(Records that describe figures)
——————
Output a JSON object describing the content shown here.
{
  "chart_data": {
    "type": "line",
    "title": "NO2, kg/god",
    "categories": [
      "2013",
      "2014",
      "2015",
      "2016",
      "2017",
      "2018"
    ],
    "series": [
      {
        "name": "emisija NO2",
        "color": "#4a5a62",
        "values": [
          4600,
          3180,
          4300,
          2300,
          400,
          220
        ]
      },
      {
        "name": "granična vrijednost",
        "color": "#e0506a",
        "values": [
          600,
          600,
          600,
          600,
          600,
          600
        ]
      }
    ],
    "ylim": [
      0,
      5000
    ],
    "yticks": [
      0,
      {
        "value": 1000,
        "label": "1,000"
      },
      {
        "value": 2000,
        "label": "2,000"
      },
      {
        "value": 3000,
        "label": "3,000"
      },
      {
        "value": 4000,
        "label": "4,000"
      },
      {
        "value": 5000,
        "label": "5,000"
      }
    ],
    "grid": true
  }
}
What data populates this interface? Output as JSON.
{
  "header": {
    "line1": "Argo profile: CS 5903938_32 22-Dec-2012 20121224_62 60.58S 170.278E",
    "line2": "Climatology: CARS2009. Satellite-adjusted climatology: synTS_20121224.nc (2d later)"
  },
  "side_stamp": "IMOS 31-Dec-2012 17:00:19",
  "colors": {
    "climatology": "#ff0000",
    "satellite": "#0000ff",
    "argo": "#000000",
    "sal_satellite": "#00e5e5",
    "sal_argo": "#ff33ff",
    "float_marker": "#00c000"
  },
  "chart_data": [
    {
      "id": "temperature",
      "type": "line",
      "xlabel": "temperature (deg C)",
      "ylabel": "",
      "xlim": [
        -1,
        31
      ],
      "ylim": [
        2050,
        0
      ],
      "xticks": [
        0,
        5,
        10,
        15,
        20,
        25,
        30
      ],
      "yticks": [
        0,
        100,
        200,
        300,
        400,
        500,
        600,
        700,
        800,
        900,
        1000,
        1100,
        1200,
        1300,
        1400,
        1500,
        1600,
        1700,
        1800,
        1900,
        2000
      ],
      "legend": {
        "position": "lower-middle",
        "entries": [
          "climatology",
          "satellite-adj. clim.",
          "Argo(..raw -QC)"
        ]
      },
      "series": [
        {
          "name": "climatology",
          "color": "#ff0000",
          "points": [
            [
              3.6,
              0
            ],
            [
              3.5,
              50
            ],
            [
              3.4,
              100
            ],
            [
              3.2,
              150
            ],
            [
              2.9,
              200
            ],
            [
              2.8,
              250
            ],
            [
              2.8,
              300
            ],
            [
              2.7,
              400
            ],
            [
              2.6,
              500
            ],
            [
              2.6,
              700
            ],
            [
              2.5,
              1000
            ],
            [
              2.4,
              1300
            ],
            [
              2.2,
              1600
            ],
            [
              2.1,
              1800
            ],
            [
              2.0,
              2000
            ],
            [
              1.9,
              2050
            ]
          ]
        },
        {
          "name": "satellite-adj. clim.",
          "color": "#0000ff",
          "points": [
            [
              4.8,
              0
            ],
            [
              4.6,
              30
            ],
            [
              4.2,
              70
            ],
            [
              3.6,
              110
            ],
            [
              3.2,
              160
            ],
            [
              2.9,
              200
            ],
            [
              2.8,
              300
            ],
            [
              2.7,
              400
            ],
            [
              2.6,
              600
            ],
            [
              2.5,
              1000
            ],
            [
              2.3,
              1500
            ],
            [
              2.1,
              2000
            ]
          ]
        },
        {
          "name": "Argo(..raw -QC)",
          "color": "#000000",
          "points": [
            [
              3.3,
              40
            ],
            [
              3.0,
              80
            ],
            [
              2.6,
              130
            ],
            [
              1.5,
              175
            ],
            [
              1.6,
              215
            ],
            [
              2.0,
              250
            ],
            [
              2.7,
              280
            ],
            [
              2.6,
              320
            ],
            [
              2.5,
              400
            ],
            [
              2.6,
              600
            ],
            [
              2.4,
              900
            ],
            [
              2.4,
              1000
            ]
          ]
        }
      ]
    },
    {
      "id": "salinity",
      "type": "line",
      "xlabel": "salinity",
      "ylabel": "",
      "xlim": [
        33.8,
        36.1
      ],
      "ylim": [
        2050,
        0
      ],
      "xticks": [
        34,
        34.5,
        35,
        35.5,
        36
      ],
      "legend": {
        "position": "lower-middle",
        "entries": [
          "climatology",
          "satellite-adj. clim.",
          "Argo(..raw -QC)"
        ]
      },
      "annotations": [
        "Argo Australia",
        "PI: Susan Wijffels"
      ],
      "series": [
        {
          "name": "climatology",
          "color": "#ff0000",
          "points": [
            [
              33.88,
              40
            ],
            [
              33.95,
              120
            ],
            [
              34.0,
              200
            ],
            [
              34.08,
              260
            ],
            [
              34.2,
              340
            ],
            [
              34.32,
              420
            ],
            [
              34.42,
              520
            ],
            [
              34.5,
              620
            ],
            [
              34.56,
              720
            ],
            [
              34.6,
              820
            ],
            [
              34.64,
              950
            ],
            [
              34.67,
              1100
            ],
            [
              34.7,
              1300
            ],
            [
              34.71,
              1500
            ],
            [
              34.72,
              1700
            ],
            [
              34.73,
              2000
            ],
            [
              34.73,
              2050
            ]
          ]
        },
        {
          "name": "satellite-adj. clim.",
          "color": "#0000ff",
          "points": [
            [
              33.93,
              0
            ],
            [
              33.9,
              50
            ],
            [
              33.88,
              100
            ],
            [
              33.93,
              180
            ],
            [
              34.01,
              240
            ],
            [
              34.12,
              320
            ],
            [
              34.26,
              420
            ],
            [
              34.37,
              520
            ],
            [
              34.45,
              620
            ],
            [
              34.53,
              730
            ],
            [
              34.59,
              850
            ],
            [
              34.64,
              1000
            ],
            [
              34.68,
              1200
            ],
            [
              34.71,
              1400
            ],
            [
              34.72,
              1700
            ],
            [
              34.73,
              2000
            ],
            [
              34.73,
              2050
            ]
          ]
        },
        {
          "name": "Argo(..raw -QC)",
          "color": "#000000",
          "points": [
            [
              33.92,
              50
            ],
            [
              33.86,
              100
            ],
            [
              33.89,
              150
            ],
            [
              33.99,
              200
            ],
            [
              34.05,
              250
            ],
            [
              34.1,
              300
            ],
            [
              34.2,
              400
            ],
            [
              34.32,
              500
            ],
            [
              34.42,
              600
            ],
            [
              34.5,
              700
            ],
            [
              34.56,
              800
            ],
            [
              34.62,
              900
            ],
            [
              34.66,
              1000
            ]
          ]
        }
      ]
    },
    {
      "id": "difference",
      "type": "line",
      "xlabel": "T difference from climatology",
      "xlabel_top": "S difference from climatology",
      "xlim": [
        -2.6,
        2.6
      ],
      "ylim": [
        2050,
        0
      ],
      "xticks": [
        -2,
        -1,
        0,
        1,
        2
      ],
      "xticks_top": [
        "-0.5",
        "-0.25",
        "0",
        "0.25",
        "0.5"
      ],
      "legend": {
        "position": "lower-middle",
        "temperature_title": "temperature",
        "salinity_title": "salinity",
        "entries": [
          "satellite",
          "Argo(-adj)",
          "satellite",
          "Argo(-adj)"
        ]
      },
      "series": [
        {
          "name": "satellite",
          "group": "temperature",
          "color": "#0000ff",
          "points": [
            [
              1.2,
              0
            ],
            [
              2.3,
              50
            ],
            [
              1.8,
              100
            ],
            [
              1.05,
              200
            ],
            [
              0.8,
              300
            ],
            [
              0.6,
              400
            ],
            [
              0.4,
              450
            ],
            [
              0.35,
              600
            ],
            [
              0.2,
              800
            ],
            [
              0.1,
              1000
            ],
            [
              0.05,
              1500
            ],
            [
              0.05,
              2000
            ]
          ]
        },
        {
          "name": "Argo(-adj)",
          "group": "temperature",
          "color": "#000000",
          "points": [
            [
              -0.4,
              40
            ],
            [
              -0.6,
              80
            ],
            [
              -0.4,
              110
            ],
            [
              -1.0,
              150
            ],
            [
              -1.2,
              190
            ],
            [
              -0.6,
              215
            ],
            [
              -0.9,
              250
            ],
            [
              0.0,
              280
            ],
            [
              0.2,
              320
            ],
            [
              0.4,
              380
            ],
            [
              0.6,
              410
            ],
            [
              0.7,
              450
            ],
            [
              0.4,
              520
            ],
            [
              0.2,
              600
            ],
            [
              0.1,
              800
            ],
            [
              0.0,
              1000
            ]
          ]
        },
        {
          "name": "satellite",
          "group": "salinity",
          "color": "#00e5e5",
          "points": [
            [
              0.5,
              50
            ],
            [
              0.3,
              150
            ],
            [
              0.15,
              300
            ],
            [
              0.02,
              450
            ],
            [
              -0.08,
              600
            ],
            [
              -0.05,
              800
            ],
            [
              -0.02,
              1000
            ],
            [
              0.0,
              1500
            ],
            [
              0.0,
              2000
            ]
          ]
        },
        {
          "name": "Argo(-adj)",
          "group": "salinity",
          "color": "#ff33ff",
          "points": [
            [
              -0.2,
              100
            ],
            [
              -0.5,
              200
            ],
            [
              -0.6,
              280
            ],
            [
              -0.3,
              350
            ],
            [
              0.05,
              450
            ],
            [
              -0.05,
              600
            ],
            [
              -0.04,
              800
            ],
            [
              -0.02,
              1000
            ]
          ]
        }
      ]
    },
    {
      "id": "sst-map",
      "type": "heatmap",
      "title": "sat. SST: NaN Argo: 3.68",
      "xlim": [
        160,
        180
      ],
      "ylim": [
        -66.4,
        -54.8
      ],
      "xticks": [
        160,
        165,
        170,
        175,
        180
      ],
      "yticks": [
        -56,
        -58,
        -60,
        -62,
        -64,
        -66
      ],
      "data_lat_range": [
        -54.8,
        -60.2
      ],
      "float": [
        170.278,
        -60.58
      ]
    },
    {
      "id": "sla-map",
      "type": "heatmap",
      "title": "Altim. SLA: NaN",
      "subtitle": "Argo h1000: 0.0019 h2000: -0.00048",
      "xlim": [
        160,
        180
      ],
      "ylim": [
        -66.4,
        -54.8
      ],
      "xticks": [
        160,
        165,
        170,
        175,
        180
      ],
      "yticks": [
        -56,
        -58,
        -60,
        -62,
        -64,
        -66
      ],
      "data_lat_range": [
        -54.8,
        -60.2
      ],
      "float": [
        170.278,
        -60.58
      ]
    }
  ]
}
——————
THE EXERCISE: The answer must consist solely of the number of lines in the entries that contain the word "temperature".

TASK OUTPUT: 5